» WHAT TO DO
Only the number is wanted: how many lines of the data contain "bone"?

» TASK MATERIAL
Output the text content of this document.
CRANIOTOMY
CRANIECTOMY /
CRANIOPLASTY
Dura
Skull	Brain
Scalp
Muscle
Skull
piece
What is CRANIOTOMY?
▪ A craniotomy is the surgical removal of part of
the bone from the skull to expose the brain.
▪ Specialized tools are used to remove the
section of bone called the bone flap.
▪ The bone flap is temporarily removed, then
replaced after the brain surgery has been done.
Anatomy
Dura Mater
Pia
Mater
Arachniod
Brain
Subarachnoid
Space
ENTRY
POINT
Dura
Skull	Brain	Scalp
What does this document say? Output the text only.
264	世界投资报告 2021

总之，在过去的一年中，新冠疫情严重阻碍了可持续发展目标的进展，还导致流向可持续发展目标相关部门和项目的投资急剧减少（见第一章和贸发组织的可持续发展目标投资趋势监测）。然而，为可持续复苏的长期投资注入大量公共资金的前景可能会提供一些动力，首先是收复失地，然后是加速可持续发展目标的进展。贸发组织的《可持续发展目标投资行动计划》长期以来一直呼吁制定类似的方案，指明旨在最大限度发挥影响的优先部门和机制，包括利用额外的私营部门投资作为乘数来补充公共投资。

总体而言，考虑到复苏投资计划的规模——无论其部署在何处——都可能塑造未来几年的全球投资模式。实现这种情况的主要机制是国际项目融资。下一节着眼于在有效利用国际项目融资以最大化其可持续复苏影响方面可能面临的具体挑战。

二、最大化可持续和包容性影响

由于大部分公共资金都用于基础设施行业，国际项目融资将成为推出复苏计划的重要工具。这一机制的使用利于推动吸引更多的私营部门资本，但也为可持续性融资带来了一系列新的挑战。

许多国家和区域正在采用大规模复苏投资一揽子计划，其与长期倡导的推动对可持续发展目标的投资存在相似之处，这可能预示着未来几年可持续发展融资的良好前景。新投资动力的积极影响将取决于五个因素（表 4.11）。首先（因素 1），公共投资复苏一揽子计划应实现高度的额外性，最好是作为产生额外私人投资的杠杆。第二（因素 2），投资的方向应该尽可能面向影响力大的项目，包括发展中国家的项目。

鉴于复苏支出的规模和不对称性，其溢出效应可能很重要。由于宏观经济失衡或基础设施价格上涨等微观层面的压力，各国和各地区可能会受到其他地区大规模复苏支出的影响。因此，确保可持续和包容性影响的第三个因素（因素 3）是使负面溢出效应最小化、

» TASK RESPONSE
3